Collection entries
>>>>
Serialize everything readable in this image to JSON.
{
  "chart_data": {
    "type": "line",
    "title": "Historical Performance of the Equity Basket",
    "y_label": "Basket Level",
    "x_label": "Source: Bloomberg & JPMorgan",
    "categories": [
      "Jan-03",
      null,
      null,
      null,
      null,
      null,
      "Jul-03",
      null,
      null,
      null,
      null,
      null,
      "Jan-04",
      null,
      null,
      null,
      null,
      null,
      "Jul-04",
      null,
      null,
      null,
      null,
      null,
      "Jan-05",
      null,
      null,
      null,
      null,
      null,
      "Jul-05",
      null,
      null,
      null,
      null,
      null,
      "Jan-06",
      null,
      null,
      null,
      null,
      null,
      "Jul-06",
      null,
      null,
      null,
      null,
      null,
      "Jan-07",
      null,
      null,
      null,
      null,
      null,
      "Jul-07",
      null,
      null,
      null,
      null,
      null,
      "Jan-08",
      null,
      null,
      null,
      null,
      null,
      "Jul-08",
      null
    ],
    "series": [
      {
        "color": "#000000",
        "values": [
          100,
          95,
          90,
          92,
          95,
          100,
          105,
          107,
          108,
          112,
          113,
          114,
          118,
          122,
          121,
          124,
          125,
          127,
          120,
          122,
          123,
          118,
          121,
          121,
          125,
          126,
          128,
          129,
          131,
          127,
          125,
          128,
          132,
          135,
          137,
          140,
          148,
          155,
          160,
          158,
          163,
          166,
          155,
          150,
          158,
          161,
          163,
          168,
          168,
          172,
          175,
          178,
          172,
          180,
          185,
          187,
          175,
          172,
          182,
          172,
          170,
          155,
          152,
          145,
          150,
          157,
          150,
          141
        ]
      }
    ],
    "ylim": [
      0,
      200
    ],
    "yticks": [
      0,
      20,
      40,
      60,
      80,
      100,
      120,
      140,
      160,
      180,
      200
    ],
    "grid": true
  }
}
<<<<
▶ _EXERCISE OBJECTIVE_
Write out the entire listing exactly.

▶ _WRITTEN REPLY_
Serialize everything readable in this image to JSON.
{
  "chart_data": {
    "type": "line",
    "title": "Historical Performance of the Equity Basket",
    "y_label": "Basket Level",
    "x_label": "Source: Bloomberg & JPMorgan",
    "categories": [
      "Jan-03",
      null,
      null,
      null,
      null,
      null,
      "Jul-03",
      null,
      null,
      null,
      null,
      null,
      "Jan-04",
      null,
      null,
      null,
      null,
      null,
      "Jul-04",
      null,
      null,
      null,
      null,
      null,
      "Jan-05",
      null,
      null,
      null,
      null,
      null,
      "Jul-05",
      null,
      null,
      null,
      null,
      null,
      "Jan-06",
      null,
      null,
      null,
      null,
      null,
      "Jul-06",
      null,
      null,
      null,
      null,
      null,
      "Jan-07",
      null,
      null,
      null,
      null,
      null,
      "Jul-07",
      null,
      null,
      null,
      null,
      null,
      "Jan-08",
      null,
      null,
      null,
      null,
      null,
      "Jul-08",
      null
    ],
    "series": [
      {
        "color": "#000000",
        "values": [
          100,
          95,
          90,
          92,
          95,
          100,
          105,
          107,
          108,
          112,
          113,
          114,
          118,
          122,
          121,
          124,
          125,
          127,
          120,
          122,
          123,
          118,
          121,
          121,
          125,
          126,
          128,
          129,
          131,
          127,
          125,
          128,
          132,
          135,
          137,
          140,
          148,
          155,
          160,
          158,
          163,
          166,
          155,
          150,
          158,
          161,
          163,
          168,
          168,
          172,
          175,
          178,
          172,
          180,
          185,
          187,
          175,
          172,
          182,
          172,
          170,
          155,
          152,
          145,
          150,
          157,
          150,
          141
        ]
      }
    ],
    "ylim": [
      0,
      200
    ],
    "yticks": [
      0,
      20,
      40,
      60,
      80,
      100,
      120,
      140,
      160,
      180,
      200
    ],
    "grid": true
  }
}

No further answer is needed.